— BEGIN DATA FOR THIS EXERCISE —

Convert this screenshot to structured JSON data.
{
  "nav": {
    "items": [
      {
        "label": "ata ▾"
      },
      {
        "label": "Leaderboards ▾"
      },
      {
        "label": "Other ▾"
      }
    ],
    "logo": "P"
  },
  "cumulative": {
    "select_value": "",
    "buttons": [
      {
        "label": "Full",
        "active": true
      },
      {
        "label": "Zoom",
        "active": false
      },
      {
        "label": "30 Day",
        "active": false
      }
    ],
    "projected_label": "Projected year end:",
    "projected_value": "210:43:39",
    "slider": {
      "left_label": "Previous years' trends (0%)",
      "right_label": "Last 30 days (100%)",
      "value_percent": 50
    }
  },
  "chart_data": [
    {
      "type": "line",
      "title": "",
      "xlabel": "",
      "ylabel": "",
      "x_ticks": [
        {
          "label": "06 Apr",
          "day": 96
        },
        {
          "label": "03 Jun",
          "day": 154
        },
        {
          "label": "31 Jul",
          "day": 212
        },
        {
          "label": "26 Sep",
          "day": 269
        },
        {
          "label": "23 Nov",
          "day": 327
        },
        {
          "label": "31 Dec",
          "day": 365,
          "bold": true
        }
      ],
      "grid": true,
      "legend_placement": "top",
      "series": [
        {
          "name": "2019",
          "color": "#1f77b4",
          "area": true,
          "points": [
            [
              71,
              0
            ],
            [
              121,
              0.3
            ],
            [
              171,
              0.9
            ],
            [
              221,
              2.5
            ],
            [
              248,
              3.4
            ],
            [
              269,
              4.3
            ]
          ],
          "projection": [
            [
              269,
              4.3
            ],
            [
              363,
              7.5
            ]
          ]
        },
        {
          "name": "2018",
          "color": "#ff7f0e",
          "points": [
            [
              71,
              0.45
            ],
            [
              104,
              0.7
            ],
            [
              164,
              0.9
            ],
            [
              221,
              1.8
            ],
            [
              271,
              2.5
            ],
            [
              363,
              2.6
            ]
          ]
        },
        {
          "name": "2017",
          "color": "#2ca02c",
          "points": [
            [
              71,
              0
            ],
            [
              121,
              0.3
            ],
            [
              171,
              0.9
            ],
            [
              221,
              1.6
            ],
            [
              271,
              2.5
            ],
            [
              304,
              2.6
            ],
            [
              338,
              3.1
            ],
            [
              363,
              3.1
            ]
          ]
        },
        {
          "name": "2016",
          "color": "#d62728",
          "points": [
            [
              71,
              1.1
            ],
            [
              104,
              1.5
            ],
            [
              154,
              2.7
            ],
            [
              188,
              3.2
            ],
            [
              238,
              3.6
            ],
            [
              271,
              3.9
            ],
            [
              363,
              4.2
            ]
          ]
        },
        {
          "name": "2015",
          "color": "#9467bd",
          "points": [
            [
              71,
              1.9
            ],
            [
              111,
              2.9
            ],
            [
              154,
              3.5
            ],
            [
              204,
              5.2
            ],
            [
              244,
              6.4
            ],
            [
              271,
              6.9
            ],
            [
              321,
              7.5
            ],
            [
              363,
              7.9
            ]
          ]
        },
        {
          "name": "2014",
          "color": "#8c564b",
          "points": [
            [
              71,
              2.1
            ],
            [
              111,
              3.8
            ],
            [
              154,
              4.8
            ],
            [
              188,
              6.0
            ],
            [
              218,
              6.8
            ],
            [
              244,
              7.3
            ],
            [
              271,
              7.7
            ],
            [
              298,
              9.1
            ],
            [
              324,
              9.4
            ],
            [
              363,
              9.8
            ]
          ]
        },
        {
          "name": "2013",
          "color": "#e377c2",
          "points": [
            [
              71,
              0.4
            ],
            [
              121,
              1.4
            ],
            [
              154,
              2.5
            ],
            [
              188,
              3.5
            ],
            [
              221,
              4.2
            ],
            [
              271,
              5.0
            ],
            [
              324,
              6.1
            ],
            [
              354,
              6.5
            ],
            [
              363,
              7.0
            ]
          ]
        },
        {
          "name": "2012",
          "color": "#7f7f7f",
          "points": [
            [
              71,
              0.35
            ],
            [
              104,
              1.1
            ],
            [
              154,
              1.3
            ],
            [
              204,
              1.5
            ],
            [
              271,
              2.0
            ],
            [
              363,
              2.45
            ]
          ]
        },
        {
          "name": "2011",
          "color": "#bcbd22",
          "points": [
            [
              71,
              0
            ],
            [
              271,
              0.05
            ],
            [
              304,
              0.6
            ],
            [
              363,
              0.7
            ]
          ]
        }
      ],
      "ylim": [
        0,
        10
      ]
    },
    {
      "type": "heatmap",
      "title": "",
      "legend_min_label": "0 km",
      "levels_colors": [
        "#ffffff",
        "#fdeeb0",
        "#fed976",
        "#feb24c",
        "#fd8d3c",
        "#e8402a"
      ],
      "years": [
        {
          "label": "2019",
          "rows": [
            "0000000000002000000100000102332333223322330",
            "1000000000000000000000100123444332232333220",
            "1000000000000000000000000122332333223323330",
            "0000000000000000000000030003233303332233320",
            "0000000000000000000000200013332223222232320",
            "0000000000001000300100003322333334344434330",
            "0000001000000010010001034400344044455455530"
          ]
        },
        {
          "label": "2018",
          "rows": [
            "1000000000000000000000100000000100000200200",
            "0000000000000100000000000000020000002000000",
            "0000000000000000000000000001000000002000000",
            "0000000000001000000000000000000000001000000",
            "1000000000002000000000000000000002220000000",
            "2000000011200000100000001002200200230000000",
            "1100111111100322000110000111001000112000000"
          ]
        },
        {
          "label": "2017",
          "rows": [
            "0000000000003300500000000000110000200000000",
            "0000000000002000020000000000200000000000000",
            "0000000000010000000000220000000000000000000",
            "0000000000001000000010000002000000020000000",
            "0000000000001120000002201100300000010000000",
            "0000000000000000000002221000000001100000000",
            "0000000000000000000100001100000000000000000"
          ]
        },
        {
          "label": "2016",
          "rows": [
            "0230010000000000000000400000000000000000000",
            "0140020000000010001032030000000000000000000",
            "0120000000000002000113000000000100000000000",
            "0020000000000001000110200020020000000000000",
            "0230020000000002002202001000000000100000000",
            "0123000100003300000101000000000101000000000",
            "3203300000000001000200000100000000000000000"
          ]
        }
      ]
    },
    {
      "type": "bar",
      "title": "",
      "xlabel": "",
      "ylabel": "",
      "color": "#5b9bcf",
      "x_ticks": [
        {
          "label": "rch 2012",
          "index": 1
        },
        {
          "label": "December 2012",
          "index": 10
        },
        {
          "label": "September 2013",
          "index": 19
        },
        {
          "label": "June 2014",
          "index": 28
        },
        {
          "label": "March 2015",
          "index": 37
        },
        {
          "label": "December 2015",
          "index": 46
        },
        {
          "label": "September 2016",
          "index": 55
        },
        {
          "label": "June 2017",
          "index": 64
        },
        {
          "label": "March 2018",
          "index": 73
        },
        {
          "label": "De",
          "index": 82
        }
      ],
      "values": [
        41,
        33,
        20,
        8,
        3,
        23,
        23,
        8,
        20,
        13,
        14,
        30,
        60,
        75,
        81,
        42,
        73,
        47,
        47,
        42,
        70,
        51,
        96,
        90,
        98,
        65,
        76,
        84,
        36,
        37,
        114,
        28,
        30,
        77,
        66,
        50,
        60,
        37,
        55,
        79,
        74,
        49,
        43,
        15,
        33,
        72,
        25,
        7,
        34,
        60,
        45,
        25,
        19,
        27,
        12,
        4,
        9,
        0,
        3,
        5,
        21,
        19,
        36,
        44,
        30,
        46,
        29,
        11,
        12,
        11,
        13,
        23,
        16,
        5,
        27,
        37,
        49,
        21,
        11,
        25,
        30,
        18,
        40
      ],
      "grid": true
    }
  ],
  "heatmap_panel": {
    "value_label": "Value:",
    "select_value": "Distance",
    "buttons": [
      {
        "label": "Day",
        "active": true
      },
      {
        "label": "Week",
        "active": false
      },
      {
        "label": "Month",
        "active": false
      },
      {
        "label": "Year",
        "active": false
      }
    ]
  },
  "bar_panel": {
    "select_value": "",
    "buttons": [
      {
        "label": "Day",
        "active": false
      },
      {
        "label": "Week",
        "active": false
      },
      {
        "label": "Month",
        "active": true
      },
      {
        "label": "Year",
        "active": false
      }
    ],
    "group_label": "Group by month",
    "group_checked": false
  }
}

— END DATA FOR THIS EXERCISE —

### WHAT IS REQUIRED
Extract from the material all lines containing the string "name".

### TASK RESPONSE
          "name": "2019",
          "name": "2018",
          "name": "2017",
          "name": "2016",
          "name": "2015",
          "name": "2014",
          "name": "2013",
          "name": "2012",
          "name": "2011",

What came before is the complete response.